**Instruction:** Every line that holds the string "PASO" is to be identified and copied.

**Items:**
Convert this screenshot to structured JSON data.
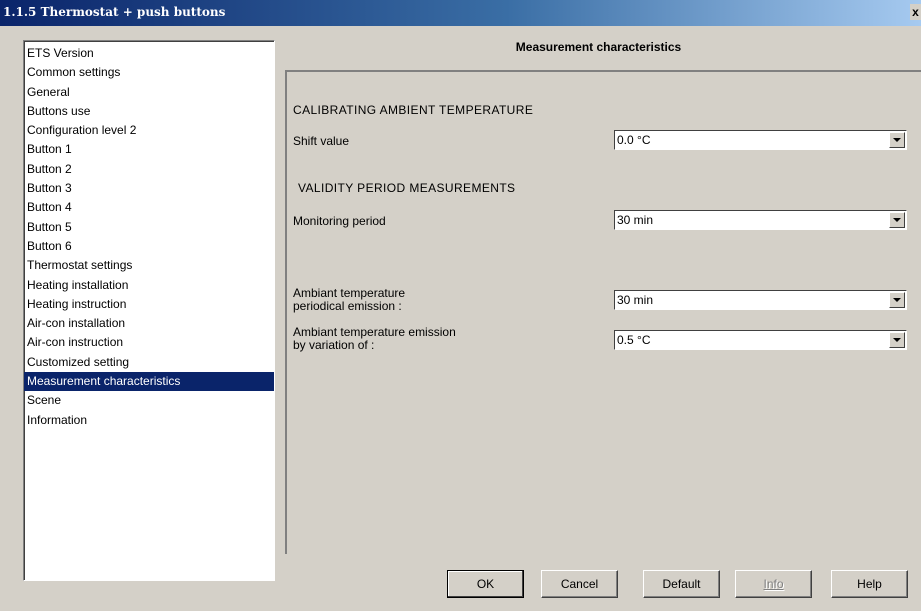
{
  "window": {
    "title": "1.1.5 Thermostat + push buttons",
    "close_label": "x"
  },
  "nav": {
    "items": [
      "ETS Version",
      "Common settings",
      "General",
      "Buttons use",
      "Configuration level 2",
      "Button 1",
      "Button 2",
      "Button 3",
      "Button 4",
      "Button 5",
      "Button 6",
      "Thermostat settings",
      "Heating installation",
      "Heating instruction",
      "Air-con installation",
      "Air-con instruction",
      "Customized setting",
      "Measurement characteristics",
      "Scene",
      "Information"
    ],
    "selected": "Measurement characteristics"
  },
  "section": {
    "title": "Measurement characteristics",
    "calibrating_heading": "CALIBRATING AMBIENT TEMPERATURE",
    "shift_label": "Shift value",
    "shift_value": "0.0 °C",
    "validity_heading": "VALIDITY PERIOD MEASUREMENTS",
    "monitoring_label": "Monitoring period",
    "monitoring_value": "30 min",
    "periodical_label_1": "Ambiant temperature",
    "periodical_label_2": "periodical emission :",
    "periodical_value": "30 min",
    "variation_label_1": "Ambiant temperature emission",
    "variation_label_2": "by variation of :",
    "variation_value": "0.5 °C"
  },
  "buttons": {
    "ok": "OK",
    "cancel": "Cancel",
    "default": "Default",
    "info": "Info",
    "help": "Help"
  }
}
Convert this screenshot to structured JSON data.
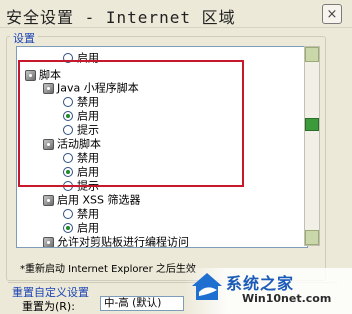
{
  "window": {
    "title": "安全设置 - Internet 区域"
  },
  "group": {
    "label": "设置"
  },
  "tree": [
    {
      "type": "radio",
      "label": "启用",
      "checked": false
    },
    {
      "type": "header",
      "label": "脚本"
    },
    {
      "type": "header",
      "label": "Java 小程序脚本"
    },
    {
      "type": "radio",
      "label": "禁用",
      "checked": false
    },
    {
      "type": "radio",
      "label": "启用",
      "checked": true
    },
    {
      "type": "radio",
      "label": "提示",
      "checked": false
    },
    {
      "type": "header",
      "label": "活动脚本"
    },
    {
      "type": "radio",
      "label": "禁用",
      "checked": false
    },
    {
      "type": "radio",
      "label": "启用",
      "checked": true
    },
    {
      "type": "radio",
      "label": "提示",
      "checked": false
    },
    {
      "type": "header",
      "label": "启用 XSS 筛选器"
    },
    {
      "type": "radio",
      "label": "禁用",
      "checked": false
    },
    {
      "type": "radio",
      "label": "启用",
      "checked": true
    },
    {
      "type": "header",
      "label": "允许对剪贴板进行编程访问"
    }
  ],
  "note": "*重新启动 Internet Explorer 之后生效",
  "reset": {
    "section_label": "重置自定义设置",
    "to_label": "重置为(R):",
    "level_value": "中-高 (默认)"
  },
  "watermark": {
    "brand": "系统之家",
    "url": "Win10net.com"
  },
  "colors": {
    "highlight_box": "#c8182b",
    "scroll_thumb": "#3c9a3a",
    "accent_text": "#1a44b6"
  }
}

...

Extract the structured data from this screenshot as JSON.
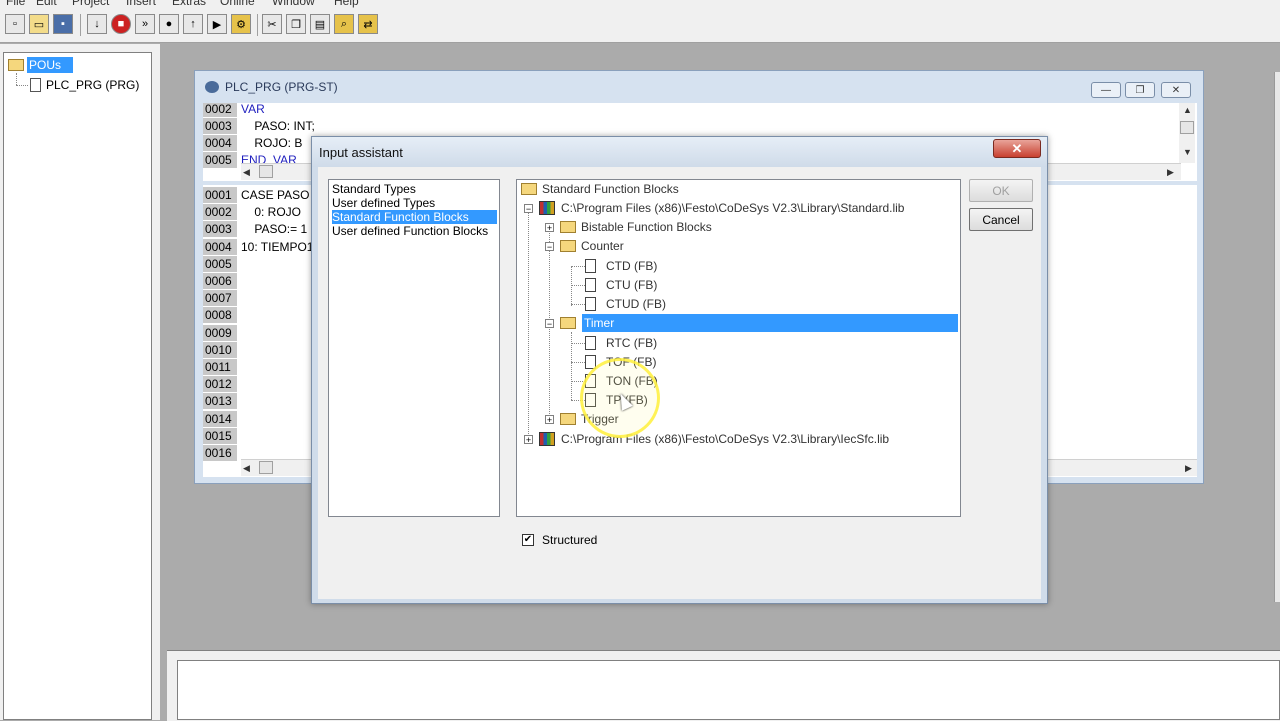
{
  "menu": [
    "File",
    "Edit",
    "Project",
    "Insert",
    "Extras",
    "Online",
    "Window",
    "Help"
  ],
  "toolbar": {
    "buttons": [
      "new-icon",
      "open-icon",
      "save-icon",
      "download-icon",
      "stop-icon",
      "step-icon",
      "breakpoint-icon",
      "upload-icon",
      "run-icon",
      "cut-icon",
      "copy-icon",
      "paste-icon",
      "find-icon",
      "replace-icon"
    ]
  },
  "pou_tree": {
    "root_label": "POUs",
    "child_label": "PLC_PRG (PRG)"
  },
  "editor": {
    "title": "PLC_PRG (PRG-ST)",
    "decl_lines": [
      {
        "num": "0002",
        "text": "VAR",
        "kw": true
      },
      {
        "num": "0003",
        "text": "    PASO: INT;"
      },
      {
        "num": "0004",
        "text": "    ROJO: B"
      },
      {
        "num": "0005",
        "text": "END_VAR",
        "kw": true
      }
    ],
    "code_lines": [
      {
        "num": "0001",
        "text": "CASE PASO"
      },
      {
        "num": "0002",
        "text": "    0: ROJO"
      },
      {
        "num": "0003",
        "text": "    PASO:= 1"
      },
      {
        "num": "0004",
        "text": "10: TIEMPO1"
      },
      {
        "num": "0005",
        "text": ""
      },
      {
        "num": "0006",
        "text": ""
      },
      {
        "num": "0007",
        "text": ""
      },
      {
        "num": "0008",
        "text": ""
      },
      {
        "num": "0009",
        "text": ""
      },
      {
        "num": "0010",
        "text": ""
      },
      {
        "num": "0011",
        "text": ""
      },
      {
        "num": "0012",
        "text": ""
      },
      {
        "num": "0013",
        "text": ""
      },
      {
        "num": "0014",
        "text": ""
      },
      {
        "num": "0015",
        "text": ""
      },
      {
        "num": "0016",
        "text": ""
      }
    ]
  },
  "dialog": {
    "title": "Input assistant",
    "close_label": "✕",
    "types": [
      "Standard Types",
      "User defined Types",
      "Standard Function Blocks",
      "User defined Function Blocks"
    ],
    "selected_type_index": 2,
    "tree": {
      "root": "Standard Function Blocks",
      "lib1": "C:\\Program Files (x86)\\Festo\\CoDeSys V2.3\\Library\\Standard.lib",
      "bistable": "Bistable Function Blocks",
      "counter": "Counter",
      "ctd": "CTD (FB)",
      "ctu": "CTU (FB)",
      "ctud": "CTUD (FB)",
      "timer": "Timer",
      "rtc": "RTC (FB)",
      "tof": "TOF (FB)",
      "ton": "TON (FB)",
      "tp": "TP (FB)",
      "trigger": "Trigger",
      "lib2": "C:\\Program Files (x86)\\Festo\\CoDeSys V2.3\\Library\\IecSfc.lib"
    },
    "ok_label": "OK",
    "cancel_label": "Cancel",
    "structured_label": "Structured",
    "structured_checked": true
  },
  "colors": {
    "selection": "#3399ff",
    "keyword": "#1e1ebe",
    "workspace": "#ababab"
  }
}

**Answer for this exercise:**
        "text": "    PASO: INT;"
        "text": "CASE PASO"
        "text": "    PASO:= 1"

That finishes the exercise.